* _PROMPT_: Your reply should be one number: the count of lines holding the word "this".

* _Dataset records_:
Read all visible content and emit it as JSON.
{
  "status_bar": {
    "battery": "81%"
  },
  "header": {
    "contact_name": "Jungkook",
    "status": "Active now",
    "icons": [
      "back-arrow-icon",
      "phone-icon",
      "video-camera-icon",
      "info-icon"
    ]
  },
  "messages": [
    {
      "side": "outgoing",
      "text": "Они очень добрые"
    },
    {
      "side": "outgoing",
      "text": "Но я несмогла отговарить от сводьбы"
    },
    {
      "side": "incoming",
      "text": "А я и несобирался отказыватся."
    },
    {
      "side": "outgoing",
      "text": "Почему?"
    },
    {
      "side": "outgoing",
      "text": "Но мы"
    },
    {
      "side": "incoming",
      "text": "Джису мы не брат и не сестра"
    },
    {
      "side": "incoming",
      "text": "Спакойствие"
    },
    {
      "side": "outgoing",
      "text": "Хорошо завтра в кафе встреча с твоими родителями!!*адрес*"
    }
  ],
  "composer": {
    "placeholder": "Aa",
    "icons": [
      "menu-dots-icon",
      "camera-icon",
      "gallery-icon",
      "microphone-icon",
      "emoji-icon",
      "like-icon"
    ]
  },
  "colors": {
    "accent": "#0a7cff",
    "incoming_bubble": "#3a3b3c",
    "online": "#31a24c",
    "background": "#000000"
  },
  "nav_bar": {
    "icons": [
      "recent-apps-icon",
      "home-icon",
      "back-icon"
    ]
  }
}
* * *
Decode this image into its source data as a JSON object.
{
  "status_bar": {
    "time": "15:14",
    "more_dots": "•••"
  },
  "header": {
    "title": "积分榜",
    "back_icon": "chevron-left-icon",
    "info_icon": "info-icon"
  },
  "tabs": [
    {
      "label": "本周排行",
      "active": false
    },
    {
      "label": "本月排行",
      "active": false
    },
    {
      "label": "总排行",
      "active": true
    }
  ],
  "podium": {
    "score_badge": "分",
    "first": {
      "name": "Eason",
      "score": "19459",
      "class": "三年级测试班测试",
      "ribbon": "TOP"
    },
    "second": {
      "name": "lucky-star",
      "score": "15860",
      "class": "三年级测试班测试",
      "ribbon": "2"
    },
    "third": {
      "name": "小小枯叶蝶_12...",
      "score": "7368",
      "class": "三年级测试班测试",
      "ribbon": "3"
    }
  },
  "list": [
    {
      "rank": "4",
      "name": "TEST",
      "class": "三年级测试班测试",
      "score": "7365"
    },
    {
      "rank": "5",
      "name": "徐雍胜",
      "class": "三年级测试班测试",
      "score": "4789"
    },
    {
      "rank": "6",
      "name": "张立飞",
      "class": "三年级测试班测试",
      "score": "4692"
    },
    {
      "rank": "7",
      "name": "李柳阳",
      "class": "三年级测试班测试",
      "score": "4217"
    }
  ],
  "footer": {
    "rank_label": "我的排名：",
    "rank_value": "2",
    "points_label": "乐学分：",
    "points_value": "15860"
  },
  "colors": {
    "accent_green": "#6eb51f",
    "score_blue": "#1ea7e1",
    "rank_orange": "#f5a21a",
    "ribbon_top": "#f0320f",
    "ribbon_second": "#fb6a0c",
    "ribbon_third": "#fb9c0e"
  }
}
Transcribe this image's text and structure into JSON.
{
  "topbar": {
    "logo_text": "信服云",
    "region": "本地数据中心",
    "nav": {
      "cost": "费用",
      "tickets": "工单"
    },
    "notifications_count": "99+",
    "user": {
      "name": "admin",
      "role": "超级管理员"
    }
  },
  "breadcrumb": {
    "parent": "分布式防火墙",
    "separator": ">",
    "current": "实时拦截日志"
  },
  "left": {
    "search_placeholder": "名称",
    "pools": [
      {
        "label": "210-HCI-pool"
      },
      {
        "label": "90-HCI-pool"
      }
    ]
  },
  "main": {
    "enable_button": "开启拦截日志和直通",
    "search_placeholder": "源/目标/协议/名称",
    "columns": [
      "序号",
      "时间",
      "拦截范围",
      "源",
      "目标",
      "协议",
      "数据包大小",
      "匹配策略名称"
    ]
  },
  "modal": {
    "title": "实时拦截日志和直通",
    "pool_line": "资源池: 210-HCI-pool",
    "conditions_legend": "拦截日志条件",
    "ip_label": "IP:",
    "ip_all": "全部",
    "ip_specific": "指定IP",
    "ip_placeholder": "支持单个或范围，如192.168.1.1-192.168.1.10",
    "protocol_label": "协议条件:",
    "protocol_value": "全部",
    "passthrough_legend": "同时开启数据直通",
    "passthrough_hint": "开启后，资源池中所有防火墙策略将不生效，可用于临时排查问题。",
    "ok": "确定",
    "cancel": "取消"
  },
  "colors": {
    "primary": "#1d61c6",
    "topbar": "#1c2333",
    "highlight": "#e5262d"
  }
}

* _RESULT OF THE TASK_: 2